REQUIRED WORK: Write out the full listing exactly as given, minus the images.

DATASET EXCERPTS:

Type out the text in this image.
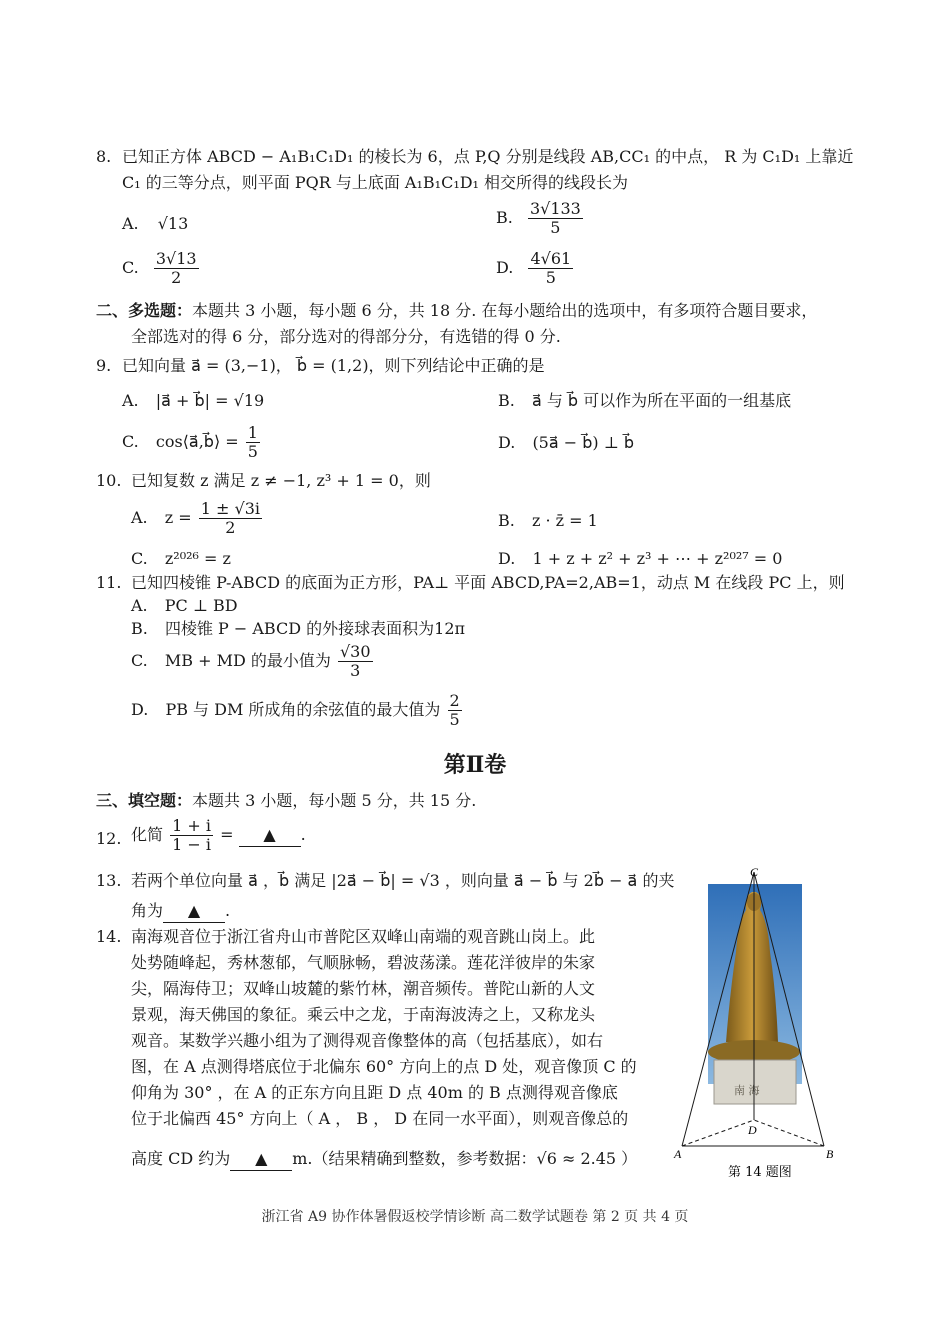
8. 已知正方体 ABCD − A₁B₁C₁D₁ 的棱长为 6，点 P,Q 分别是线段 AB,CC₁ 的中点， R 为 C₁D₁ 上靠近
C₁ 的三等分点，则平面 PQR 与上底面 A₁B₁C₁D₁ 相交所得的线段长为
A. √13	B. $\frac{3√133}{5}$
C. $\frac{3√13}{2}$	D. $\frac{4√61}{5}$
二、多选题：本题共 3 小题，每小题 6 分，共 18 分. 在每小题给出的选项中，有多项符合题目要求，
全部选对的得 6 分，部分选对的得部分分，有选错的得 0 分.
9. 已知向量 a⃗ = (3,−1)， b⃗ = (1,2)，则下列结论中正确的是
A. |a⃗ + b⃗| = √19	B. a⃗ 与 b⃗ 可以作为所在平面的一组基底
C. cos⟨a⃗,b⃗⟩ = $\frac{1}{5}$	D. (5a⃗ − b⃗) ⊥ b⃗
10. 已知复数 z 满足 z ≠ −1, z³ + 1 = 0，则
A. $z = \frac{1 \pm √3i}{2}$	B. z · z̄ = 1
C. z²⁰²⁶ = z	D. 1 + z + z² + z³ + ⋯ + z²⁰²⁷ = 0
11. 已知四棱锥 P-ABCD 的底面为正方形，PA⊥ 平面 ABCD,PA=2,AB=1，动点 M 在线段 PC 上，则
A. PC ⊥ BD
B. 四棱锥 P − ABCD 的外接球表面积为12π
C. MB + MD 的最小值为 $\frac{√30}{3}$
D. PB 与 DM 所成角的余弦值的最大值为 $\frac{2}{5}$
第Ⅱ卷
三、填空题：本题共 3 小题，每小题 5 分，共 15 分.
12. 化简 $\frac{1 + i}{1 - i}$ = ▲ .
13. 若两个单位向量 a⃗ ，b⃗ 满足 |2a⃗ − b⃗| = √3 ，则向量 a⃗ − b⃗ 与 2b⃗ − a⃗ 的夹
角为 ▲ .
14. 南海观音位于浙江省舟山市普陀区双峰山南端的观音跳山岗上。此
处势随峰起，秀林葱郁，气顺脉畅，碧波荡漾。莲花洋彼岸的朱家
尖，隔海侍卫；双峰山坡麓的紫竹林，潮音频传。普陀山新的人文
景观，海天佛国的象征。乘云中之龙，于南海波涛之上，又称龙头
观音。某数学兴趣小组为了测得观音像整体的高（包括基底），如右
图，在 A 点测得塔底位于北偏东 60° 方向上的点 D 处，观音像顶 C 的
仰角为 30° ，在 A 的正东方向且距 D 点 40m 的 B 点测得观音像底
位于北偏西 45° 方向上（ A ， B ， D 在同一水平面），则观音像总的
高度 CD 约为 ▲ m.（结果精确到整数，参考数据：√6 ≈ 2.45 ）
南 海
C
D
A	B
第 14 题图
浙江省 A9 协作体暑假返校学情诊断 高二数学试题卷 第 2 页 共 4 页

ANSWER FOR THE TASK:
Type out the text in this image.
8. 已知正方体 ABCD − A₁B₁C₁D₁ 的棱长为 6，点 P,Q 分别是线段 AB,CC₁ 的中点， R 为 C₁D₁ 上靠近
C₁ 的三等分点，则平面 PQR 与上底面 A₁B₁C₁D₁ 相交所得的线段长为
A. √13	B. $\frac{3√133}{5}$
C. $\frac{3√13}{2}$	D. $\frac{4√61}{5}$
二、多选题：本题共 3 小题，每小题 6 分，共 18 分. 在每小题给出的选项中，有多项符合题目要求，
全部选对的得 6 分，部分选对的得部分分，有选错的得 0 分.
9. 已知向量 a⃗ = (3,−1)， b⃗ = (1,2)，则下列结论中正确的是
A. |a⃗ + b⃗| = √19	B. a⃗ 与 b⃗ 可以作为所在平面的一组基底
C. cos⟨a⃗,b⃗⟩ = $\frac{1}{5}$	D. (5a⃗ − b⃗) ⊥ b⃗
10. 已知复数 z 满足 z ≠ −1, z³ + 1 = 0，则
A. $z = \frac{1 \pm √3i}{2}$	B. z · z̄ = 1
C. z²⁰²⁶ = z	D. 1 + z + z² + z³ + ⋯ + z²⁰²⁷ = 0
11. 已知四棱锥 P-ABCD 的底面为正方形，PA⊥ 平面 ABCD,PA=2,AB=1，动点 M 在线段 PC 上，则
A. PC ⊥ BD
B. 四棱锥 P − ABCD 的外接球表面积为12π
C. MB + MD 的最小值为 $\frac{√30}{3}$
D. PB 与 DM 所成角的余弦值的最大值为 $\frac{2}{5}$
第Ⅱ卷
三、填空题：本题共 3 小题，每小题 5 分，共 15 分.
12. 化简 $\frac{1 + i}{1 - i}$ = ▲ .
13. 若两个单位向量 a⃗ ，b⃗ 满足 |2a⃗ − b⃗| = √3 ，则向量 a⃗ − b⃗ 与 2b⃗ − a⃗ 的夹
角为 ▲ .
14. 南海观音位于浙江省舟山市普陀区双峰山南端的观音跳山岗上。此
处势随峰起，秀林葱郁，气顺脉畅，碧波荡漾。莲花洋彼岸的朱家
尖，隔海侍卫；双峰山坡麓的紫竹林，潮音频传。普陀山新的人文
景观，海天佛国的象征。乘云中之龙，于南海波涛之上，又称龙头
观音。某数学兴趣小组为了测得观音像整体的高（包括基底），如右
图，在 A 点测得塔底位于北偏东 60° 方向上的点 D 处，观音像顶 C 的
仰角为 30° ，在 A 的正东方向且距 D 点 40m 的 B 点测得观音像底
位于北偏西 45° 方向上（ A ， B ， D 在同一水平面），则观音像总的
高度 CD 约为 ▲ m.（结果精确到整数，参考数据：√6 ≈ 2.45 ）
南 海
C
D
A	B
第 14 题图
浙江省 A9 协作体暑假返校学情诊断 高二数学试题卷 第 2 页 共 4 页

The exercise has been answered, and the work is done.